--- ENTRIES PROVIDED ---

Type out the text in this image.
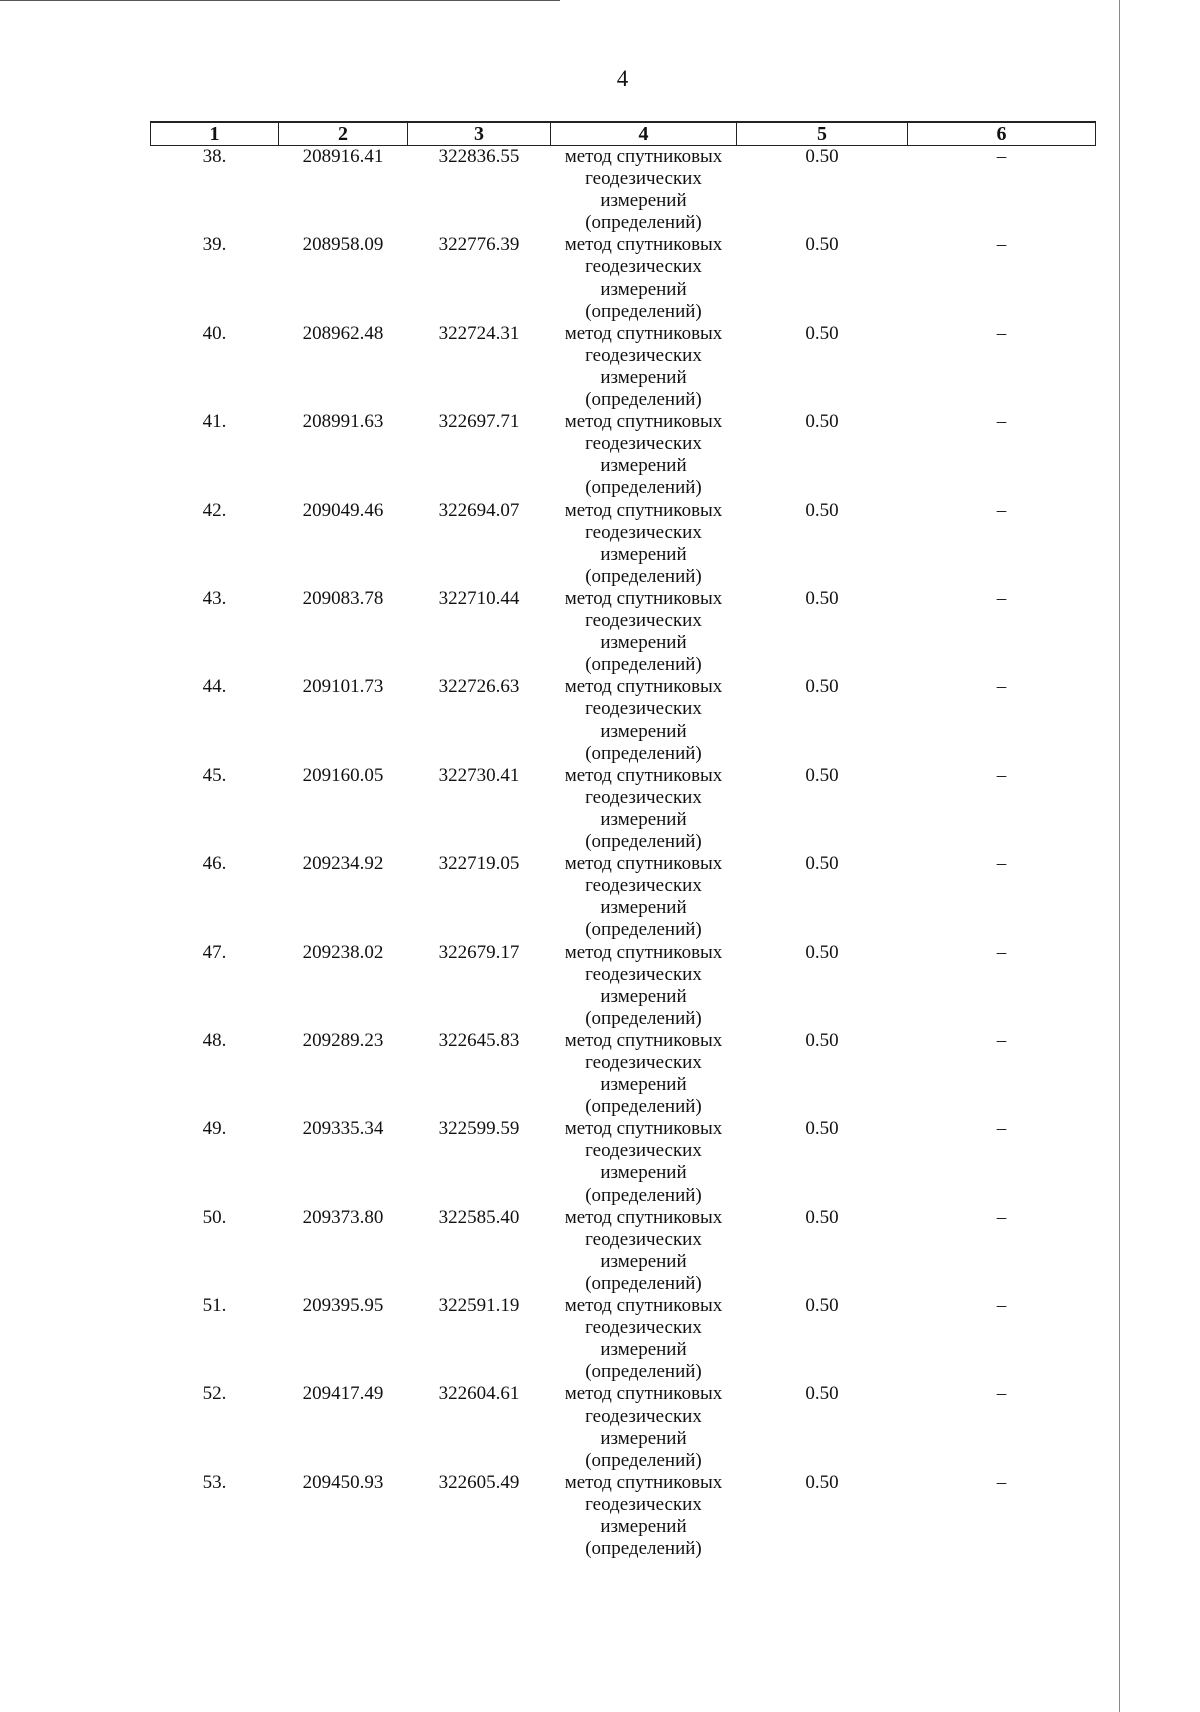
4
1	2	3	4	5	6
38.	208916.41	322836.55	метод спутниковых
геодезических
измерений
(определений)	0.50	–
39.	208958.09	322776.39	метод спутниковых
геодезических
измерений
(определений)	0.50	–
40.	208962.48	322724.31	метод спутниковых
геодезических
измерений
(определений)	0.50	–
41.	208991.63	322697.71	метод спутниковых
геодезических
измерений
(определений)	0.50	–
42.	209049.46	322694.07	метод спутниковых
геодезических
измерений
(определений)	0.50	–
43.	209083.78	322710.44	метод спутниковых
геодезических
измерений
(определений)	0.50	–
44.	209101.73	322726.63	метод спутниковых
геодезических
измерений
(определений)	0.50	–
45.	209160.05	322730.41	метод спутниковых
геодезических
измерений
(определений)	0.50	–
46.	209234.92	322719.05	метод спутниковых
геодезических
измерений
(определений)	0.50	–
47.	209238.02	322679.17	метод спутниковых
геодезических
измерений
(определений)	0.50	–
48.	209289.23	322645.83	метод спутниковых
геодезических
измерений
(определений)	0.50	–
49.	209335.34	322599.59	метод спутниковых
геодезических
измерений
(определений)	0.50	–
50.	209373.80	322585.40	метод спутниковых
геодезических
измерений
(определений)	0.50	–
51.	209395.95	322591.19	метод спутниковых
геодезических
измерений
(определений)	0.50	–
52.	209417.49	322604.61	метод спутниковых
геодезических
измерений
(определений)	0.50	–
53.	209450.93	322605.49	метод спутниковых
геодезических
измерений
(определений)	0.50	–
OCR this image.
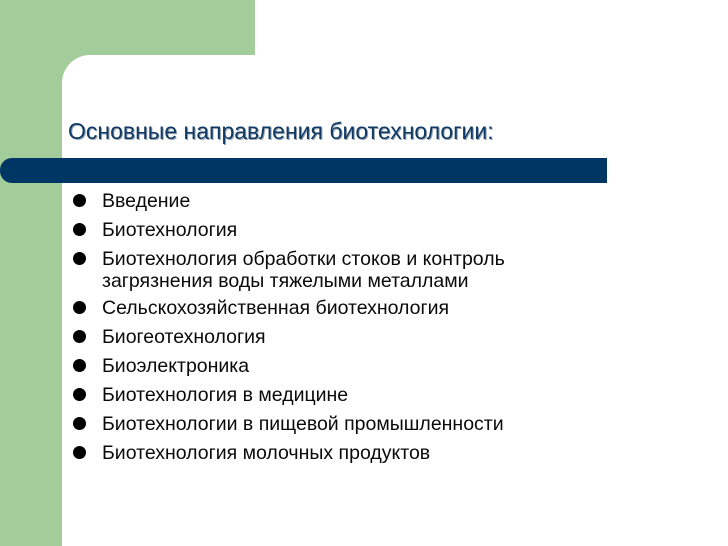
Основные направления биотехнологии:
Введение
Биотехнология
Биотехнология обработки стоков и контроль загрязнения воды тяжелыми металлами
Сельскохозяйственная биотехнология
Биогеотехнология
Биоэлектроника
Биотехнология в медицине
Биотехнологии в пищевой промышленности
Биотехнология молочных продуктов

---

Reply with one number only: how many lines of the listing hold "image"?

■ OUTPUT BELOW
2